- _Your instructions_
In the material below, find every line with "projet" and pull it out.

- _Listed records_

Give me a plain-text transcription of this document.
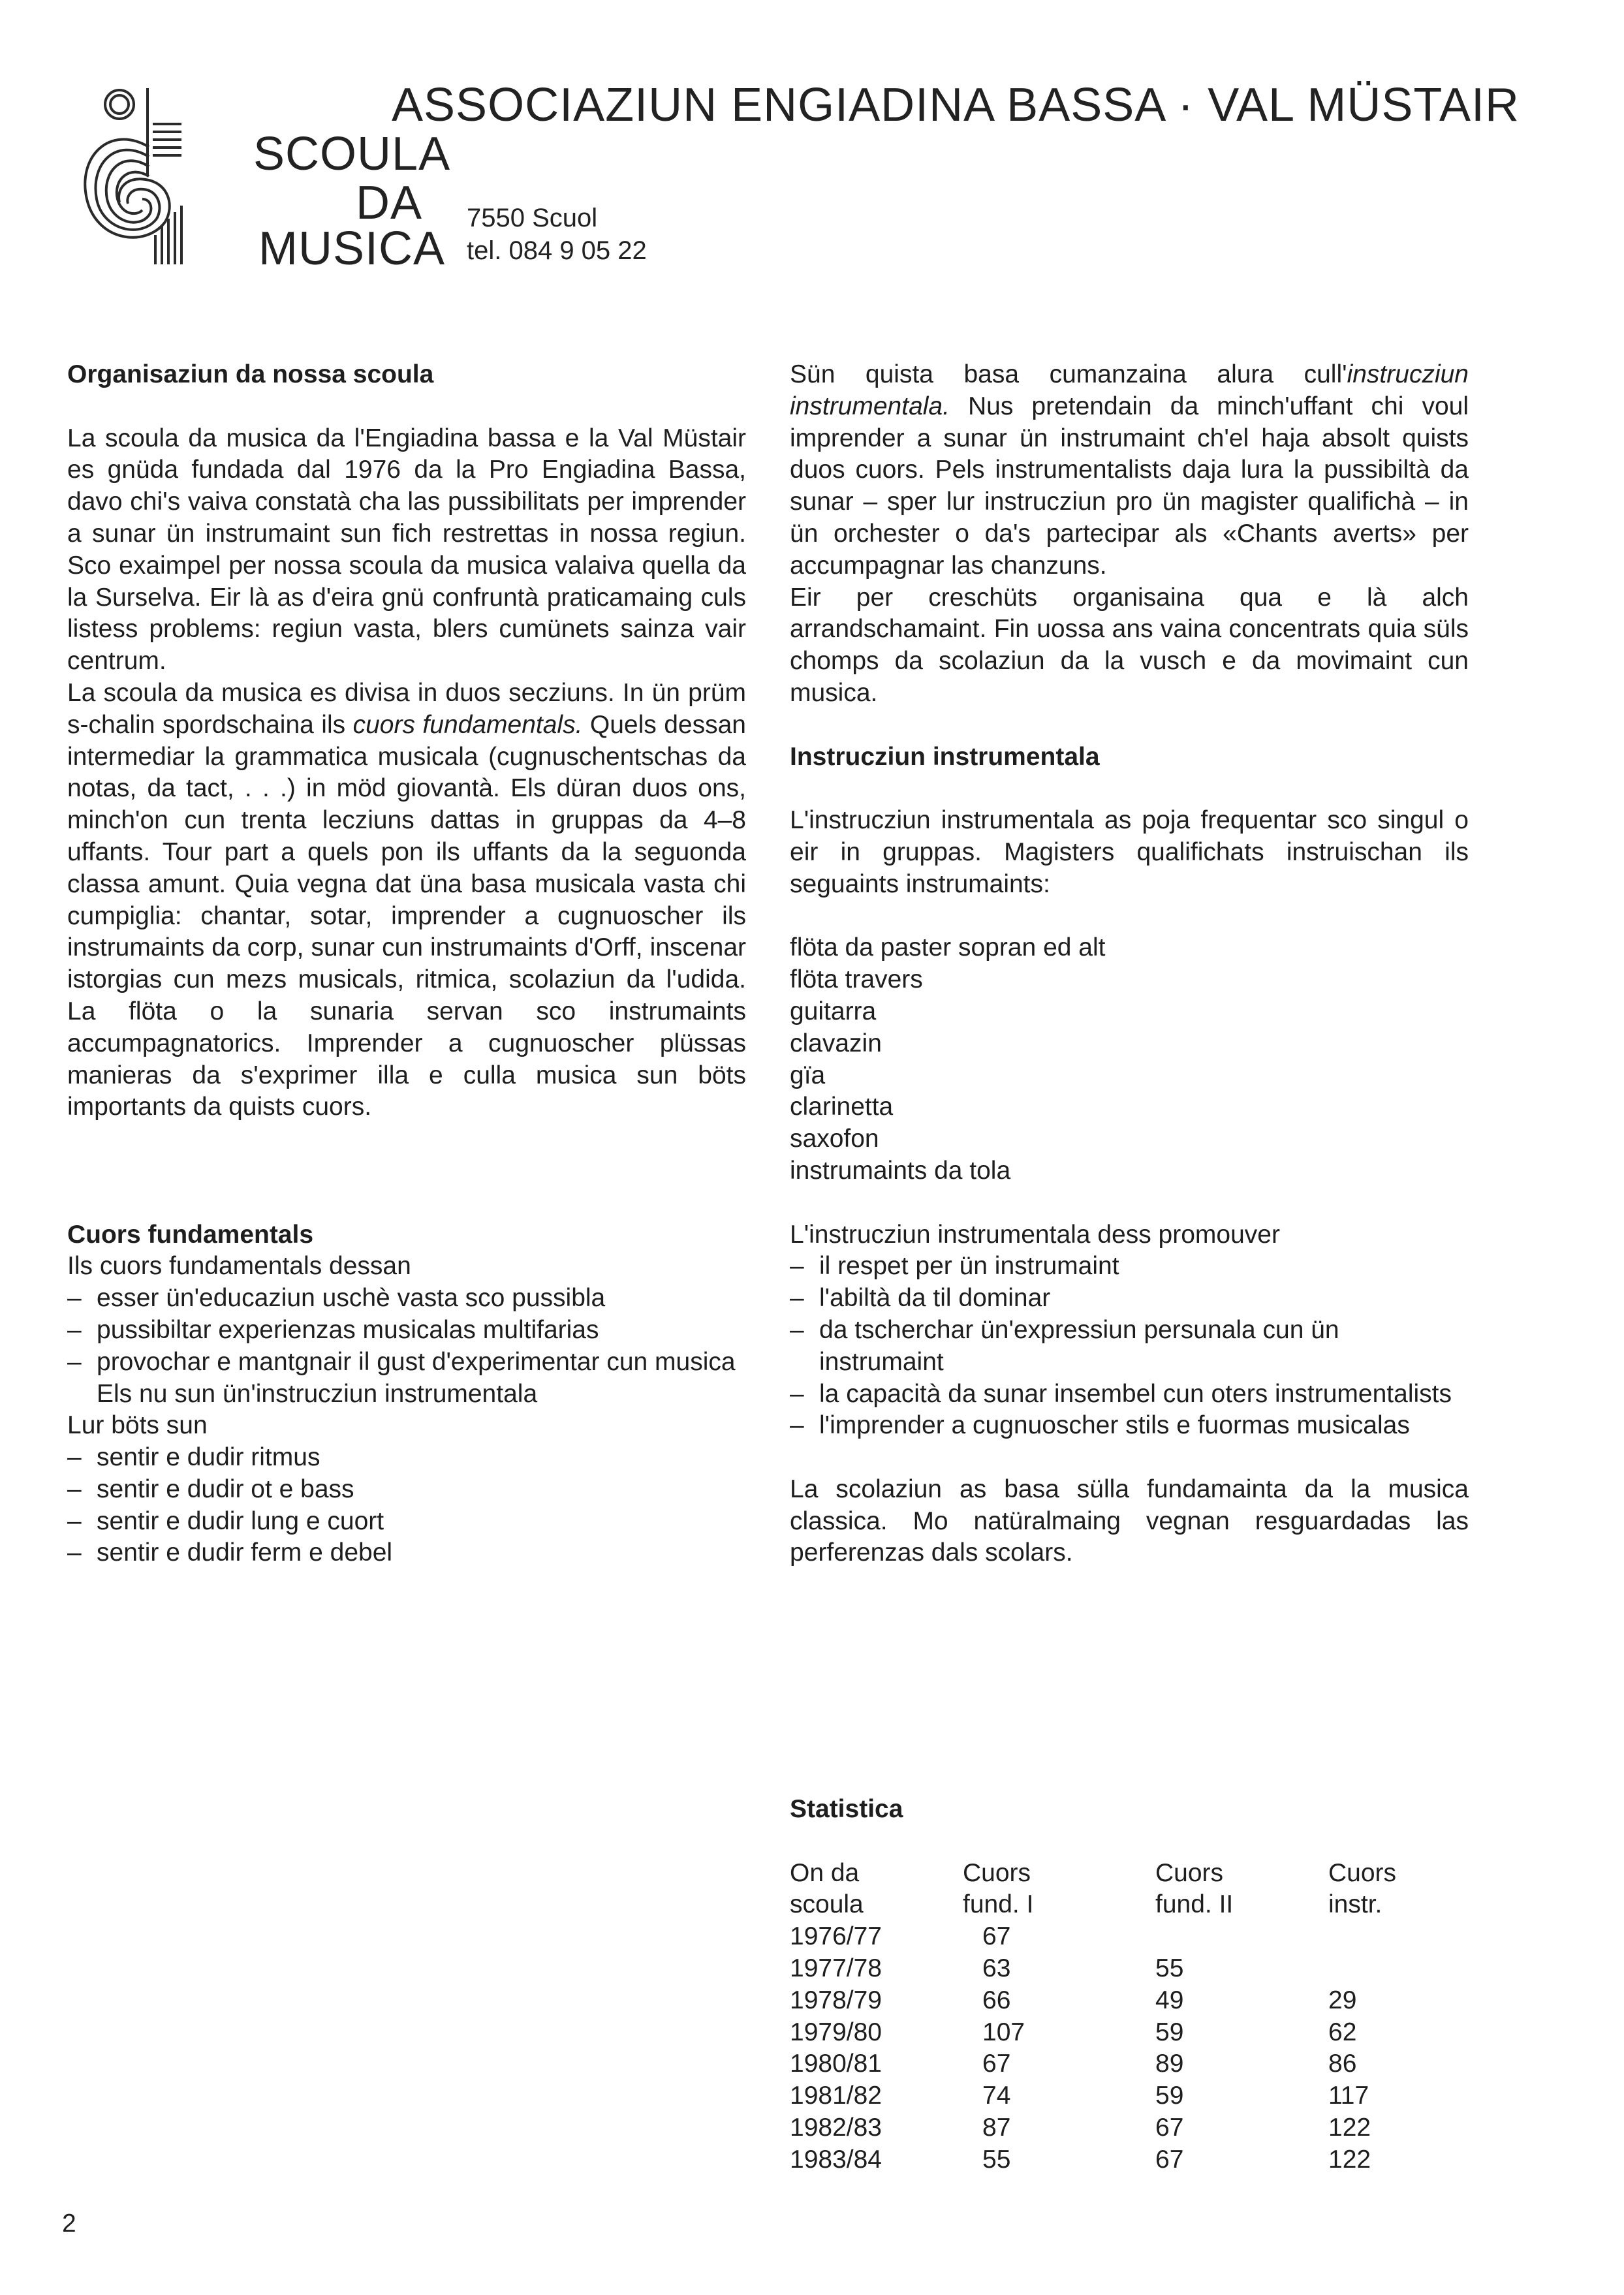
ASSOCIAZIUN ENGIADINA BASSA · VAL MÜSTAIR
SCOULA
DA
MUSICA
7550 Scuol
tel. 084 9 05 22
Organisaziun da nossa scoula

La scoula da musica da l'Engiadina bassa e la Val Müstair es gnüda fundada dal 1976 da la Pro Engiadina Bassa, davo chi's vaiva constatà cha las pussibilitats per imprender a sunar ün instrumaint sun fich restrettas in nossa regiun. Sco exaimpel per nossa scoula da musica valaiva quella da la Surselva. Eir là as d'eira gnü confruntà praticamaing culs listess problems: regiun vasta, blers cumünets sainza vair centrum.

La scoula da musica es divisa in duos secziuns. In ün prüm s-chalin spordschaina ils cuors fundamentals. Quels dessan intermediar la grammatica musicala (cugnuschentschas da notas, da tact, . . .) in möd giovantà. Els düran duos ons, minch'on cun trenta lecziuns dattas in gruppas da 4–8 uffants. Tour part a quels pon ils uffants da la seguonda classa amunt. Quia vegna dat üna basa musicala vasta chi cumpiglia: chantar, sotar, imprender a cugnuoscher ils instrumaints da corp, sunar cun instrumaints d'Orff, inscenar istorgias cun mezs musicals, ritmica, scolaziun da l'udida. La flöta o la sunaria servan sco instrumaints accumpagnatorics. Imprender a cugnuoscher plüssas manieras da s'exprimer illa e culla musica sun böts importants da quists cuors.

Cuors fundamentals
Ils cuors fundamentals dessan
– esser ün'educaziun uschè vasta sco pussibla
– pussibiltar experienzas musicalas multifarias
– provochar e mantgnair il gust d'experimentar cun musica
Els nu sun ün'instrucziun instrumentala
Lur böts sun
– sentir e dudir ritmus
– sentir e dudir ot e bass
– sentir e dudir lung e cuort
– sentir e dudir ferm e debel

Sün quista basa cumanzaina alura cull'instrucziun instrumentala. Nus pretendain da minch'uffant chi voul imprender a sunar ün instrumaint ch'el haja absolt quists duos cuors. Pels instrumentalists daja lura la pussibiltà da sunar – sper lur instrucziun pro ün magister qualifichà – in ün orchester o da's partecipar als «Chants averts» per accumpagnar las chanzuns.

Eir per creschüts organisaina qua e là alch arrandschamaint. Fin uossa ans vaina concentrats quia süls chomps da scolaziun da la vusch e da movimaint cun musica.

Instrucziun instrumentala

L'instrucziun instrumentala as poja frequentar sco singul o eir in gruppas. Magisters qualifichats instruischan ils seguaints instrumaints:

flöta da paster sopran ed alt
flöta travers
guitarra
clavazin
gïa
clarinetta
saxofon
instrumaints da tola
L'instrucziun instrumentala dess promouver
– il respet per ün instrumaint
– l'abiltà da til dominar
– da tscherchar ün'expressiun persunala cun ün instrumaint
– la capacità da sunar insembel cun oters instrumentalists
– l'imprender a cugnuoscher stils e fuormas musicalas

La scolaziun as basa sülla fundamainta da la musica classica. Mo natüralmaing vegnan resguardadas las perferenzas dals scolars.

Statistica
On da	Cuors	Cuors	Cuors
scoula	fund. I	fund. II	instr.
1976/77	67		
1977/78	63	55	
1978/79	66	49	29
1979/80	107	59	62
1980/81	67	89	86
1981/82	74	59	117
1982/83	87	67	122
1983/84	55	67	122
2
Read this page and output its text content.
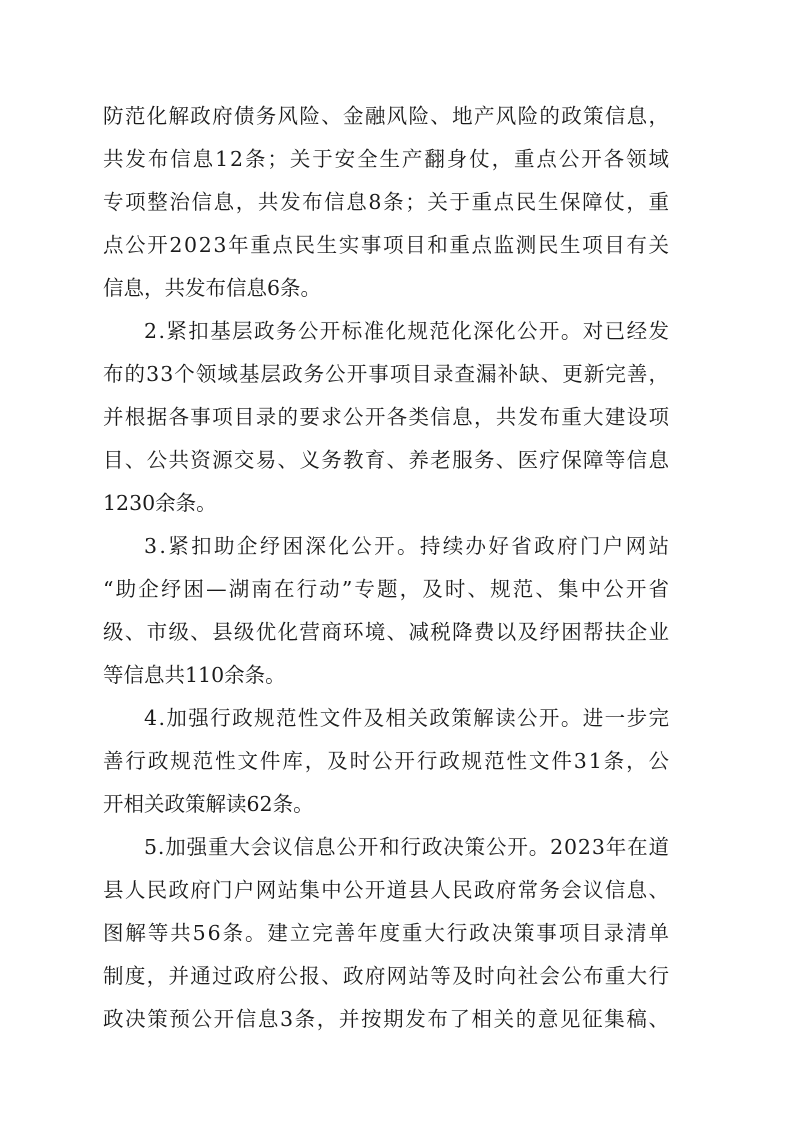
防范化解政府债务风险、金融风险、地产风险的政策信息，
共发布信息12条；关于安全生产翻身仗，重点公开各领域
专项整治信息，共发布信息8条；关于重点民生保障仗，重
点公开2023年重点民生实事项目和重点监测民生项目有关
信息，共发布信息6条。
2.紧扣基层政务公开标准化规范化深化公开。对已经发
布的33个领域基层政务公开事项目录查漏补缺、更新完善，
并根据各事项目录的要求公开各类信息，共发布重大建设项
目、公共资源交易、义务教育、养老服务、医疗保障等信息
1230余条。
3.紧扣助企纾困深化公开。持续办好省政府门户网站
“助企纾困—湖南在行动”专题，及时、规范、集中公开省
级、市级、县级优化营商环境、减税降费以及纾困帮扶企业
等信息共110余条。
4.加强行政规范性文件及相关政策解读公开。进一步完
善行政规范性文件库，及时公开行政规范性文件31条，公
开相关政策解读62条。
5.加强重大会议信息公开和行政决策公开。2023年在道
县人民政府门户网站集中公开道县人民政府常务会议信息、
图解等共56条。建立完善年度重大行政决策事项目录清单
制度，并通过政府公报、政府网站等及时向社会公布重大行
政决策预公开信息3条，并按期发布了相关的意见征集稿、
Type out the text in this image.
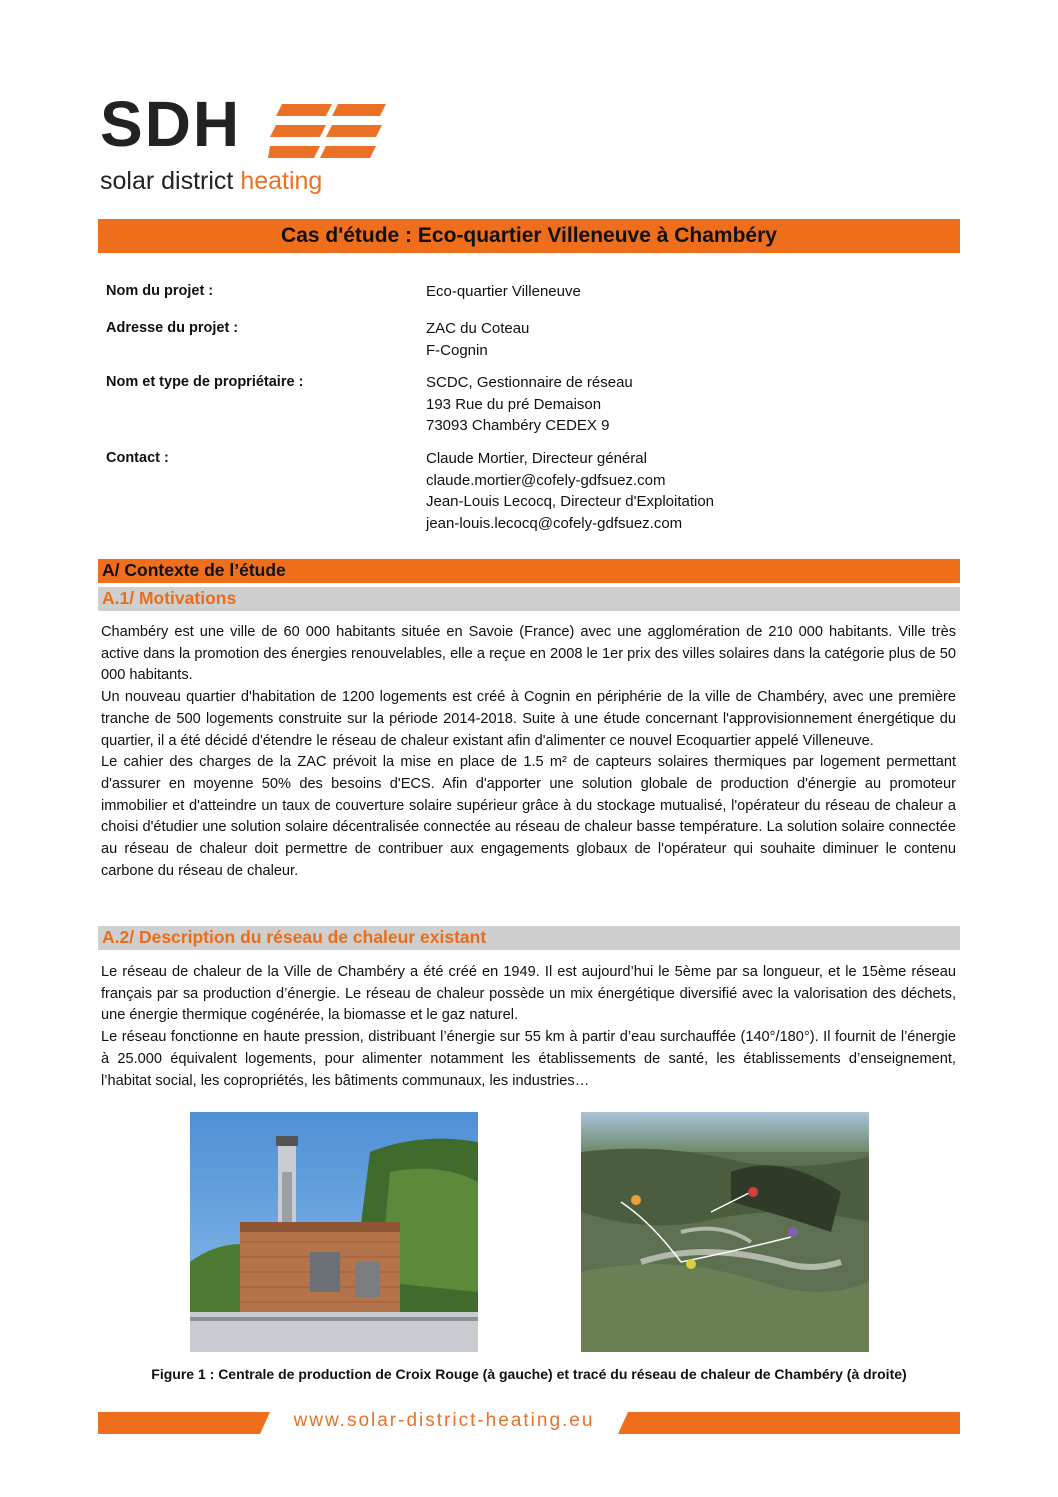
SDH
solar district heating
Cas d'étude : Eco-quartier Villeneuve à Chambéry
Nom du projet :	Eco-quartier Villeneuve
Adresse du projet :	ZAC du Coteau
F-Cognin
Nom et type de propriétaire :	SCDC, Gestionnaire de réseau
193 Rue du pré Demaison
73093 Chambéry CEDEX 9
Contact :	Claude Mortier, Directeur général
claude.mortier@cofely-gdfsuez.com
Jean-Louis Lecocq, Directeur d'Exploitation
jean-louis.lecocq@cofely-gdfsuez.com
A/ Contexte de l’étude
A.1/ Motivations

Chambéry est une ville de 60 000 habitants située en Savoie (France) avec une agglomération de 210 000 habitants. Ville très active dans la promotion des énergies renouvelables, elle a reçue en 2008 le 1er prix des villes solaires dans la catégorie plus de 50 000 habitants.

Un nouveau quartier d'habitation de 1200 logements est créé à Cognin en périphérie de la ville de Chambéry, avec une première tranche de 500 logements construite sur la période 2014-2018. Suite à une étude concernant l'approvisionnement énergétique du quartier, il a été décidé d'étendre le réseau de chaleur existant afin d'alimenter ce nouvel Ecoquartier appelé Villeneuve.

Le cahier des charges de la ZAC prévoit la mise en place de 1.5 m² de capteurs solaires thermiques par logement permettant d'assurer en moyenne 50% des besoins d'ECS. Afin d'apporter une solution globale de production d'énergie au promoteur immobilier et d'atteindre un taux de couverture solaire supérieur grâce à du stockage mutualisé, l'opérateur du réseau de chaleur a choisi d'étudier une solution solaire décentralisée connectée au réseau de chaleur basse température. La solution solaire connectée au réseau de chaleur doit permettre de contribuer aux engagements globaux de l'opérateur qui souhaite diminuer le contenu carbone du réseau de chaleur.

A.2/ Description du réseau de chaleur existant

Le réseau de chaleur de la Ville de Chambéry a été créé en 1949. Il est aujourd’hui le 5ème par sa longueur, et le 15ème réseau français par sa production d’énergie. Le réseau de chaleur possède un mix énergétique diversifié avec la valorisation des déchets, une énergie thermique cogénérée, la biomasse et le gaz naturel.

Le réseau fonctionne en haute pression, distribuant l’énergie sur 55 km à partir d’eau surchauffée (140°/180°). Il fournit de l’énergie à 25.000 équivalent logements, pour alimenter notamment les établissements de santé, les établissements d’enseignement, l’habitat social, les copropriétés, les bâtiments communaux, les industries…

Figure 1 : Centrale de production de Croix Rouge (à gauche) et tracé du réseau de chaleur de Chambéry (à droite)
www.solar-district-heating.eu
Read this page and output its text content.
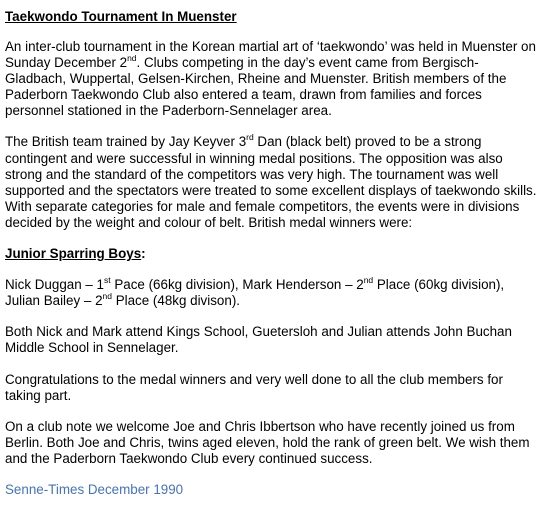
Taekwondo Tournament In Muenster

An inter-club tournament in the Korean martial art of ‘taekwondo’ was held in Muenster on Sunday December 2nd. Clubs competing in the day’s event came from Bergisch-Gladbach, Wuppertal, Gelsen-Kirchen, Rheine and Muenster. British members of the Paderborn Taekwondo Club also entered a team, drawn from families and forces personnel stationed in the Paderborn-Sennelager area.

The British team trained by Jay Keyver 3rd Dan (black belt) proved to be a strong contingent and were successful in winning medal positions. The opposition was also strong and the standard of the competitors was very high. The tournament was well supported and the spectators were treated to some excellent displays of taekwondo skills. With separate categories for male and female competitors, the events were in divisions decided by the weight and colour of belt. British medal winners were:

Junior Sparring Boys:

Nick Duggan – 1st Pace (66kg division), Mark Henderson – 2nd Place (60kg division), Julian Bailey – 2nd Place (48kg divison).

Both Nick and Mark attend Kings School, Guetersloh and Julian attends John Buchan Middle School in Sennelager.

Congratulations to the medal winners and very well done to all the club members for taking part.

On a club note we welcome Joe and Chris Ibbertson who have recently joined us from Berlin. Both Joe and Chris, twins aged eleven, hold the rank of green belt. We wish them and the Paderborn Taekwondo Club every continued success.

Senne-Times December 1990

- _Finished answer_
Nom du projet :	Eco-quartier Villeneuve
Adresse du projet :	ZAC du Coteau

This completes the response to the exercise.